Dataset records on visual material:
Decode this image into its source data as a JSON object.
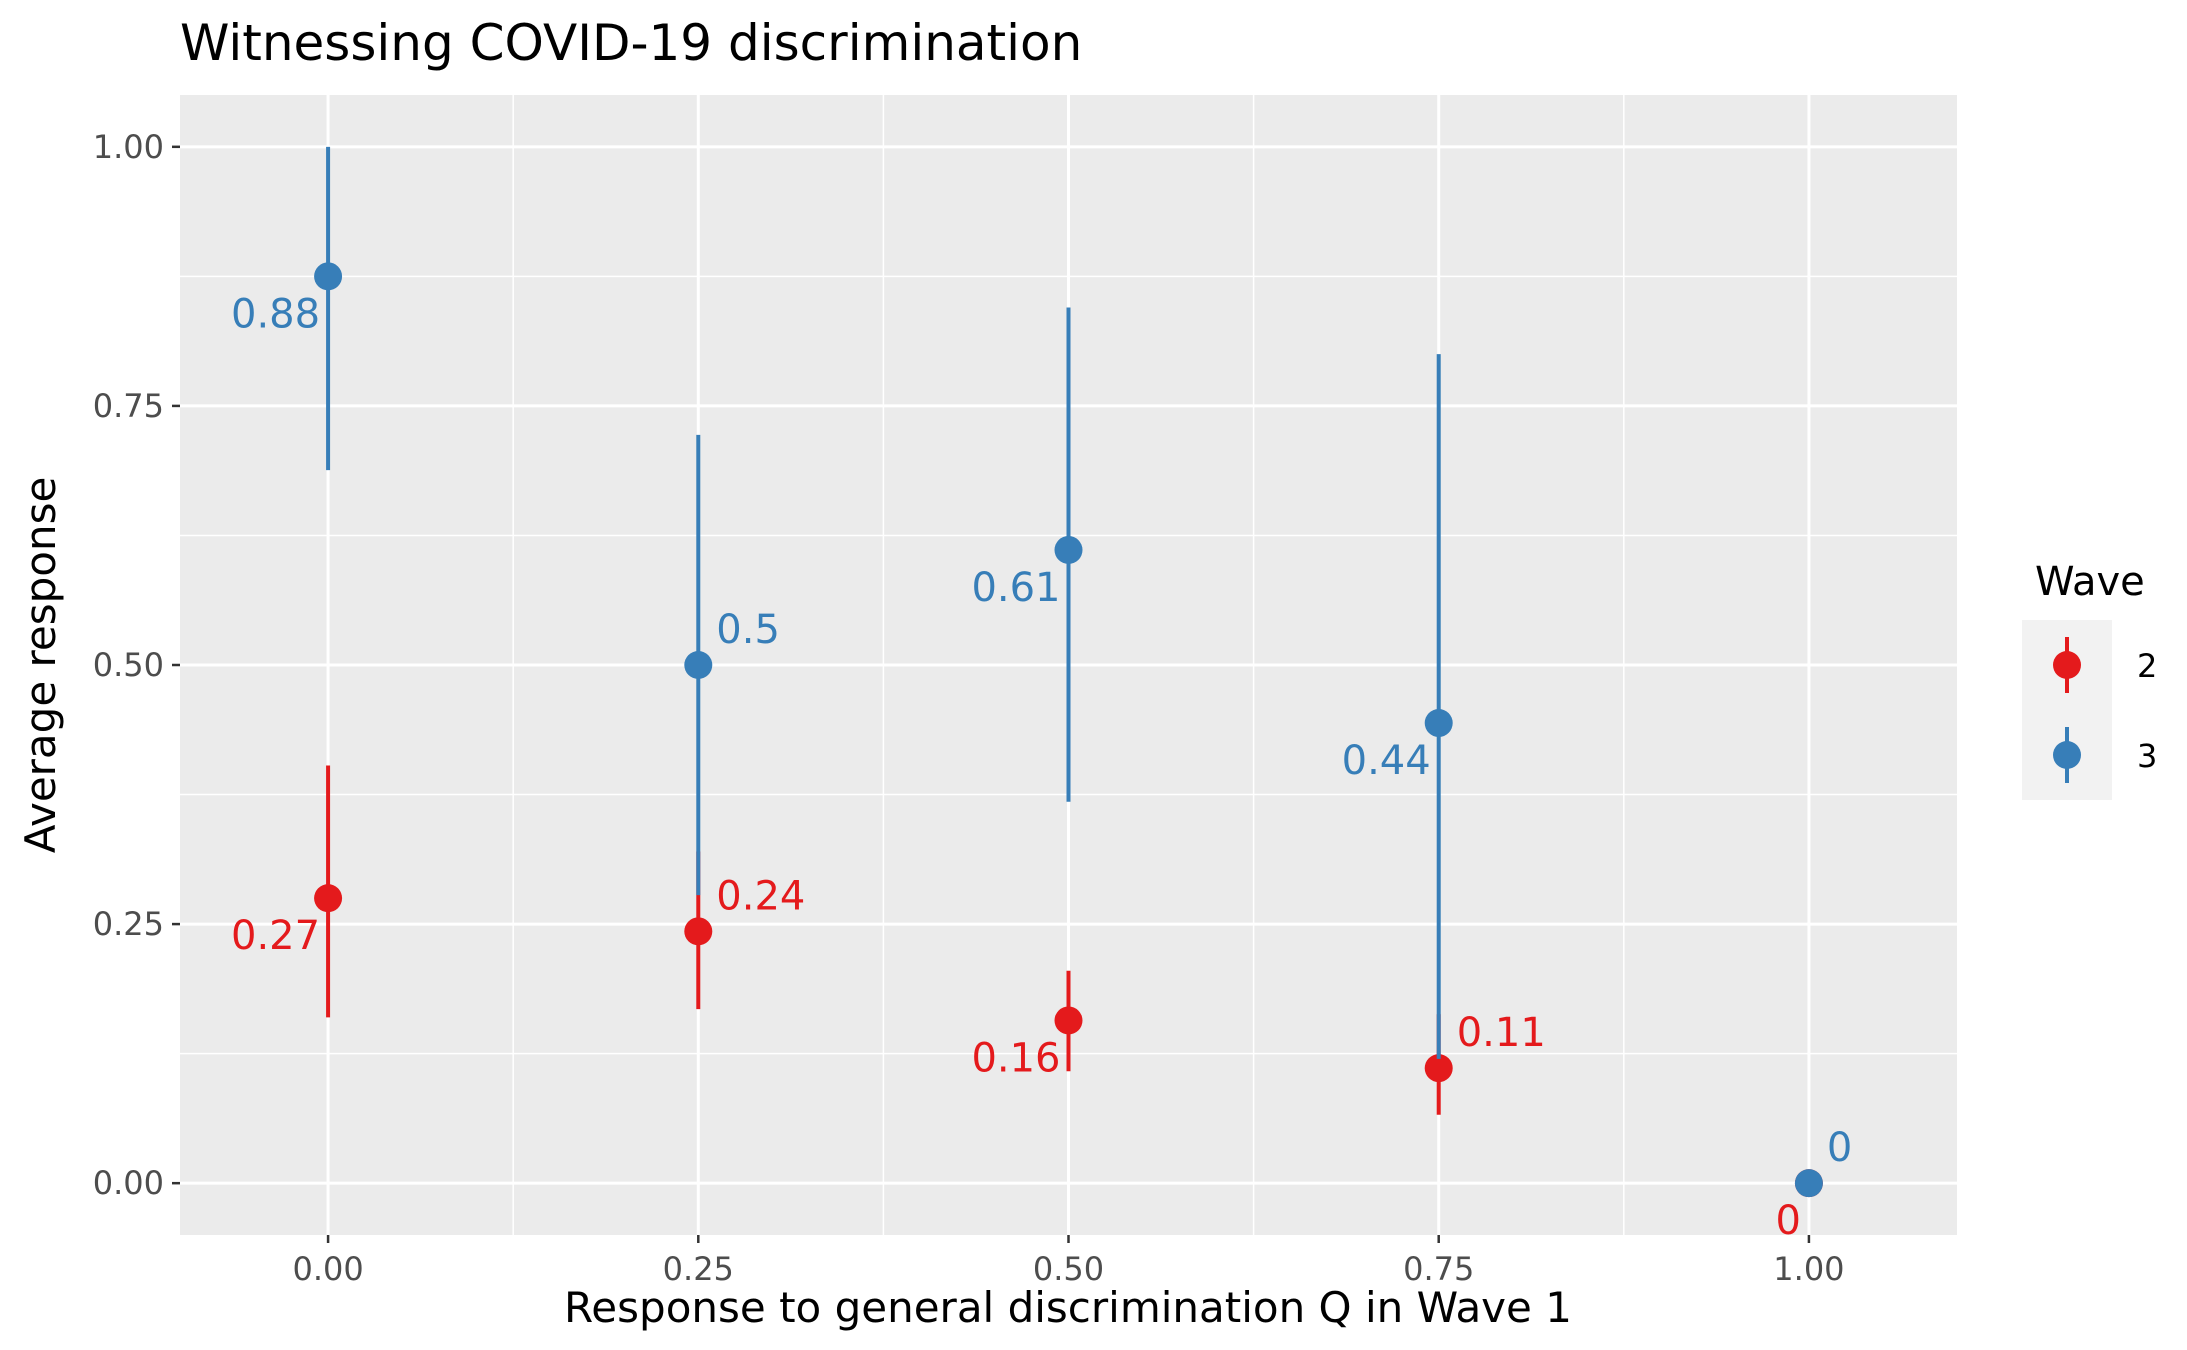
{
  "chart_data": {
    "type": "scatter",
    "title": "Witnessing COVID-19 discrimination",
    "xlabel": "Response to general discrimination Q in Wave 1",
    "ylabel": "Average response",
    "xlim": [
      -0.1,
      1.1
    ],
    "ylim": [
      -0.05,
      1.05
    ],
    "x_ticks": [
      0,
      0.25,
      0.5,
      0.75,
      1
    ],
    "x_tick_labels": [
      "0.00",
      "0.25",
      "0.50",
      "0.75",
      "1.00"
    ],
    "y_ticks": [
      0,
      0.25,
      0.5,
      0.75,
      1
    ],
    "y_tick_labels": [
      "0.00",
      "0.25",
      "0.50",
      "0.75",
      "1.00"
    ],
    "grid": true,
    "legend": {
      "title": "Wave",
      "position": "right"
    },
    "series": [
      {
        "name": "2",
        "color": "#E41A1C",
        "points": [
          {
            "x": 0.0,
            "y": 0.275,
            "ymin": 0.16,
            "ymax": 0.403,
            "label": "0.27",
            "label_pos": "bottom-left"
          },
          {
            "x": 0.25,
            "y": 0.243,
            "ymin": 0.168,
            "ymax": 0.32,
            "label": "0.24",
            "label_pos": "top-right"
          },
          {
            "x": 0.5,
            "y": 0.157,
            "ymin": 0.108,
            "ymax": 0.205,
            "label": "0.16",
            "label_pos": "bottom-left"
          },
          {
            "x": 0.75,
            "y": 0.111,
            "ymin": 0.066,
            "ymax": 0.163,
            "label": "0.11",
            "label_pos": "top-right"
          },
          {
            "x": 1.0,
            "y": 0.0,
            "ymin": 0.0,
            "ymax": 0.0,
            "label": "0",
            "label_pos": "bottom-left"
          }
        ]
      },
      {
        "name": "3",
        "color": "#377EB8",
        "points": [
          {
            "x": 0.0,
            "y": 0.875,
            "ymin": 0.688,
            "ymax": 1.0,
            "label": "0.88",
            "label_pos": "bottom-left"
          },
          {
            "x": 0.25,
            "y": 0.5,
            "ymin": 0.278,
            "ymax": 0.722,
            "label": "0.5",
            "label_pos": "top-right"
          },
          {
            "x": 0.5,
            "y": 0.611,
            "ymin": 0.368,
            "ymax": 0.845,
            "label": "0.61",
            "label_pos": "bottom-left"
          },
          {
            "x": 0.75,
            "y": 0.444,
            "ymin": 0.12,
            "ymax": 0.8,
            "label": "0.44",
            "label_pos": "bottom-left"
          },
          {
            "x": 1.0,
            "y": 0.0,
            "ymin": 0.0,
            "ymax": 0.0,
            "label": "0",
            "label_pos": "top-right"
          }
        ]
      }
    ]
  }
}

Exercise prompt:
From the listing above, pick out each line where the word "discrimination" appears.

Result:
    "title": "Witnessing COVID-19 discrimination",
    "xlabel": "Response to general discrimination Q in Wave 1",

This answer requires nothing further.